**The task:** In the listing that follows, how many lines contain the string "لأحد"? Provide only the number.

--- Exercise input ---

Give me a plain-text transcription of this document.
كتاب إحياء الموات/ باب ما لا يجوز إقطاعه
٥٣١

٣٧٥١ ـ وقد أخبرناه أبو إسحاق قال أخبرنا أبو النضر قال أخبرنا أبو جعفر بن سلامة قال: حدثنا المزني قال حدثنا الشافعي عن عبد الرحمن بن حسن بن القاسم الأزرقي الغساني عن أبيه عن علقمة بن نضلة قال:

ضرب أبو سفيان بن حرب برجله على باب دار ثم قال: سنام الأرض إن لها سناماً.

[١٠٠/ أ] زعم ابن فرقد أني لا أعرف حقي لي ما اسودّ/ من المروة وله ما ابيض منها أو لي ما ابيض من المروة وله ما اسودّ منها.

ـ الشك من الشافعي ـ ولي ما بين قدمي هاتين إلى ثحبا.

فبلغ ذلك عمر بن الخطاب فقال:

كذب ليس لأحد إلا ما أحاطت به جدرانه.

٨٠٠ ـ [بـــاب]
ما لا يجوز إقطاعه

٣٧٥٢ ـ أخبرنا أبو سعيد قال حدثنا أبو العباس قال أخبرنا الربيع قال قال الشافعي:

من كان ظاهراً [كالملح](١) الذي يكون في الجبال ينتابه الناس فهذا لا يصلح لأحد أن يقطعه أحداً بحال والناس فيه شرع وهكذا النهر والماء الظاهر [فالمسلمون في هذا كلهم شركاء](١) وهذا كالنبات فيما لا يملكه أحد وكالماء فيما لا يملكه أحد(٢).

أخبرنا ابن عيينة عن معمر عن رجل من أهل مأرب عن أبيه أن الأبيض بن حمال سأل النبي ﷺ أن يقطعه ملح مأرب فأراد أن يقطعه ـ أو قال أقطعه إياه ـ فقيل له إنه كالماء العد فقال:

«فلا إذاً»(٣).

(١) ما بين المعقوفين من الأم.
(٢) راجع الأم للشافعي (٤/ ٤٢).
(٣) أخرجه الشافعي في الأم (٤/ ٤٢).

---
--- Exercise input ---

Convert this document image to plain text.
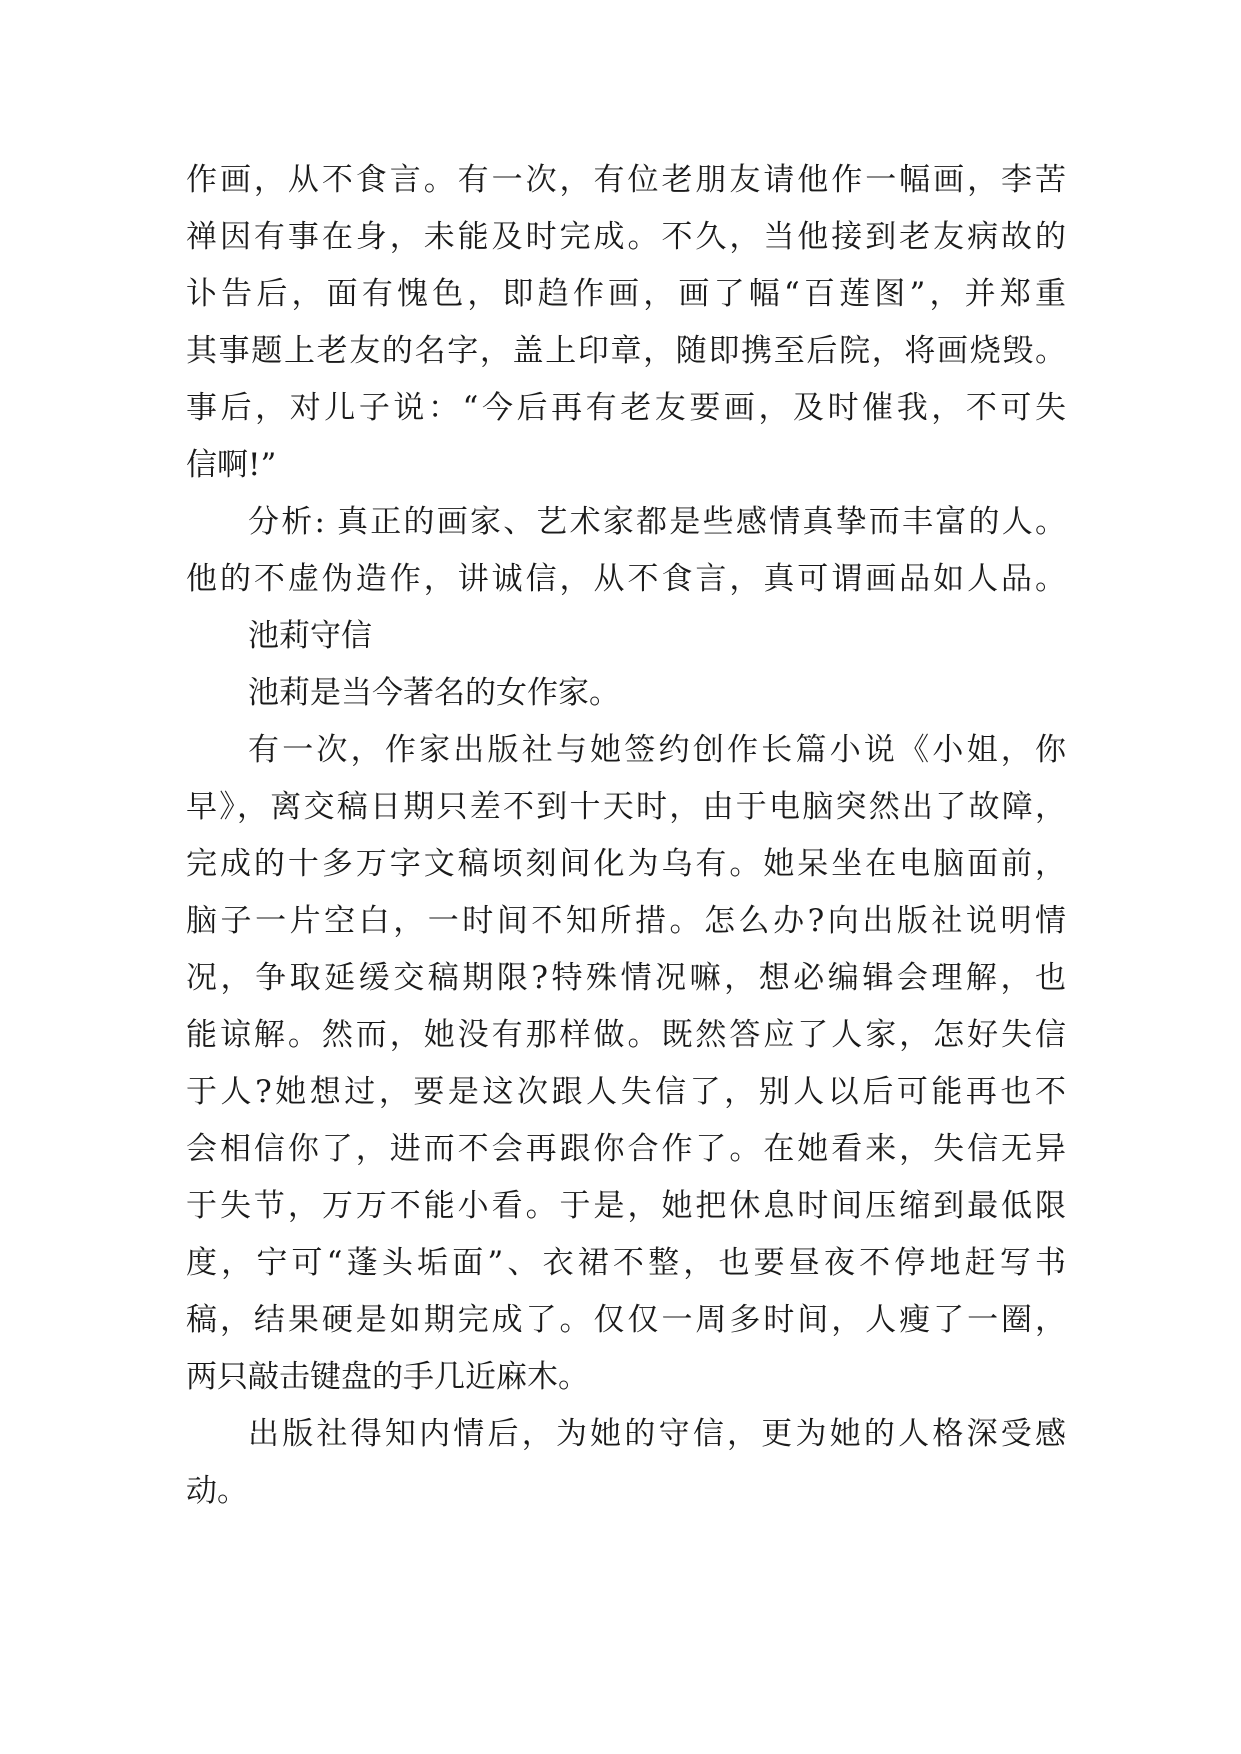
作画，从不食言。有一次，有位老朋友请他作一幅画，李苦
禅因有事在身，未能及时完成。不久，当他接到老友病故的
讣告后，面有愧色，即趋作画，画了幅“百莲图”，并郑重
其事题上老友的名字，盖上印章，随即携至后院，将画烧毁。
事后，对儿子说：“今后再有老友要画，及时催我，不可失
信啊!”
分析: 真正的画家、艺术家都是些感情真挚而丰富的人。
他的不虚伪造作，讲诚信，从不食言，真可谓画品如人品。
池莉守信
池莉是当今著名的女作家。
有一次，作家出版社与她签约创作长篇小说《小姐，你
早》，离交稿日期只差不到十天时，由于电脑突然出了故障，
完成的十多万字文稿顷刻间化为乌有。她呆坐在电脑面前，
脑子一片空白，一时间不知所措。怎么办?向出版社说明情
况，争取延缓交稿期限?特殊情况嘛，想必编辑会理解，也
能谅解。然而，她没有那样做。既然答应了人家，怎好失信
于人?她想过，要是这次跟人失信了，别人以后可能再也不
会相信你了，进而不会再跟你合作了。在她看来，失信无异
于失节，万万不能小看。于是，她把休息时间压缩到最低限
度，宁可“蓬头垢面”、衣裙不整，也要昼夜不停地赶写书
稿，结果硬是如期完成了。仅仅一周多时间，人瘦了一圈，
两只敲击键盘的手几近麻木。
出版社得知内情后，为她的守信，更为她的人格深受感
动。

---

**The result:** 2